Data listing –
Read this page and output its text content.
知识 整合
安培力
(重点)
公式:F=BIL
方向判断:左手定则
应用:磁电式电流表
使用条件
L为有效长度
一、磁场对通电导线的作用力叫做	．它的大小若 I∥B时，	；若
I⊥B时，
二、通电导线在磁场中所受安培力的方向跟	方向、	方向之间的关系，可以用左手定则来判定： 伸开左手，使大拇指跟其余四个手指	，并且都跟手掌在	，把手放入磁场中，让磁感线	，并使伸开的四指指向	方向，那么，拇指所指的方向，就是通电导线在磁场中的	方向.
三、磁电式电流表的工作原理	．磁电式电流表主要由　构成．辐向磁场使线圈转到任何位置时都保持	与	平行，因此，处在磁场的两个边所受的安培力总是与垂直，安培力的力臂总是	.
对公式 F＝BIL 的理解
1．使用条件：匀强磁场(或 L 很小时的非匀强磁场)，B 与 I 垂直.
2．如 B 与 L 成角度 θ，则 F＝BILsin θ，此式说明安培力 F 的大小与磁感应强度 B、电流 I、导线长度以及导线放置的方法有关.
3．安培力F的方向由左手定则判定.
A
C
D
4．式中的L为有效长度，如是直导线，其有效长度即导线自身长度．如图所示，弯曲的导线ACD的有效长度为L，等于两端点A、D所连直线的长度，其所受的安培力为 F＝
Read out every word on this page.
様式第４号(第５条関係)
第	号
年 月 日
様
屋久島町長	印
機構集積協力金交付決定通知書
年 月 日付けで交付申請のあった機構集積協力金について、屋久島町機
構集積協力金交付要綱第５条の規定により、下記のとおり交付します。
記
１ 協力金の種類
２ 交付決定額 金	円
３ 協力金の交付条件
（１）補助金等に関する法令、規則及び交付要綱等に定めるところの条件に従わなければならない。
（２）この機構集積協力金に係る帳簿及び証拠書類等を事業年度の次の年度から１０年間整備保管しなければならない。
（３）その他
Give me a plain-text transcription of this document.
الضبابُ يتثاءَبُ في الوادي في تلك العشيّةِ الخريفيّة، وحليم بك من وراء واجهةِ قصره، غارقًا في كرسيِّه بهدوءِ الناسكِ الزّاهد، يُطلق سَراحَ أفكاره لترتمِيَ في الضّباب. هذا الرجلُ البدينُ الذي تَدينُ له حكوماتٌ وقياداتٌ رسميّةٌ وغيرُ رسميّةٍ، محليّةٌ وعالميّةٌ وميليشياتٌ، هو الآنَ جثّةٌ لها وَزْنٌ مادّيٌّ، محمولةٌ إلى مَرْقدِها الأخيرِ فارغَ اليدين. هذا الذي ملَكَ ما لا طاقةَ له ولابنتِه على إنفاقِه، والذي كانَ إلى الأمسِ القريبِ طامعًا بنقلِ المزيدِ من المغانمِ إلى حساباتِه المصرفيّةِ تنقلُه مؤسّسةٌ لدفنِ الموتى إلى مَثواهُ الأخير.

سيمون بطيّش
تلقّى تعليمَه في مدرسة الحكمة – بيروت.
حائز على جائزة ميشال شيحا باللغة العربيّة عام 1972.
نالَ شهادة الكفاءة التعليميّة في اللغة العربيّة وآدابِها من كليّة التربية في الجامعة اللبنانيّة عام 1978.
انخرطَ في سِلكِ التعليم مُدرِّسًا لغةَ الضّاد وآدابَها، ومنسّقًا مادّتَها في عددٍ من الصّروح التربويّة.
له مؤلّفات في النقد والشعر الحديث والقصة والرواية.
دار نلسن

What to produce –
Make an exact copy of every line in the data.

Reply to the exercise –
Read this page and output its text content.
知识 整合
安培力
(重点)
公式:F=BIL
方向判断:左手定则
应用:磁电式电流表
使用条件
L为有效长度
一、磁场对通电导线的作用力叫做	．它的大小若 I∥B时，	；若
I⊥B时，
二、通电导线在磁场中所受安培力的方向跟	方向、	方向之间的关系，可以用左手定则来判定： 伸开左手，使大拇指跟其余四个手指	，并且都跟手掌在	，把手放入磁场中，让磁感线	，并使伸开的四指指向	方向，那么，拇指所指的方向，就是通电导线在磁场中的	方向.
三、磁电式电流表的工作原理	．磁电式电流表主要由　构成．辐向磁场使线圈转到任何位置时都保持	与	平行，因此，处在磁场的两个边所受的安培力总是与垂直，安培力的力臂总是	.
对公式 F＝BIL 的理解
1．使用条件：匀强磁场(或 L 很小时的非匀强磁场)，B 与 I 垂直.
2．如 B 与 L 成角度 θ，则 F＝BILsin θ，此式说明安培力 F 的大小与磁感应强度 B、电流 I、导线长度以及导线放置的方法有关.
3．安培力F的方向由左手定则判定.
A
C
D
4．式中的L为有效长度，如是直导线，其有效长度即导线自身长度．如图所示，弯曲的导线ACD的有效长度为L，等于两端点A、D所连直线的长度，其所受的安培力为 F＝
Read out every word on this page.
様式第４号(第５条関係)
第	号
年 月 日
様
屋久島町長	印
機構集積協力金交付決定通知書
年 月 日付けで交付申請のあった機構集積協力金について、屋久島町機
構集積協力金交付要綱第５条の規定により、下記のとおり交付します。
記
１ 協力金の種類
２ 交付決定額 金	円
３ 協力金の交付条件
（１）補助金等に関する法令、規則及び交付要綱等に定めるところの条件に従わなければならない。
（２）この機構集積協力金に係る帳簿及び証拠書類等を事業年度の次の年度から１０年間整備保管しなければならない。
（３）その他
Give me a plain-text transcription of this document.
الضبابُ يتثاءَبُ في الوادي في تلك العشيّةِ الخريفيّة، وحليم بك من وراء واجهةِ قصره، غارقًا في كرسيِّه بهدوءِ الناسكِ الزّاهد، يُطلق سَراحَ أفكاره لترتمِيَ في الضّباب. هذا الرجلُ البدينُ الذي تَدينُ له حكوماتٌ وقياداتٌ رسميّةٌ وغيرُ رسميّةٍ، محليّةٌ وعالميّةٌ وميليشياتٌ، هو الآنَ جثّةٌ لها وَزْنٌ مادّيٌّ، محمولةٌ إلى مَرْقدِها الأخيرِ فارغَ اليدين. هذا الذي ملَكَ ما لا طاقةَ له ولابنتِه على إنفاقِه، والذي كانَ إلى الأمسِ القريبِ طامعًا بنقلِ المزيدِ من المغانمِ إلى حساباتِه المصرفيّةِ تنقلُه مؤسّسةٌ لدفنِ الموتى إلى مَثواهُ الأخير.

سيمون بطيّش
تلقّى تعليمَه في مدرسة الحكمة – بيروت.
حائز على جائزة ميشال شيحا باللغة العربيّة عام 1972.
نالَ شهادة الكفاءة التعليميّة في اللغة العربيّة وآدابِها من كليّة التربية في الجامعة اللبنانيّة عام 1978.
انخرطَ في سِلكِ التعليم مُدرِّسًا لغةَ الضّاد وآدابَها، ومنسّقًا مادّتَها في عددٍ من الصّروح التربويّة.
له مؤلّفات في النقد والشعر الحديث والقصة والرواية.
دار نلسن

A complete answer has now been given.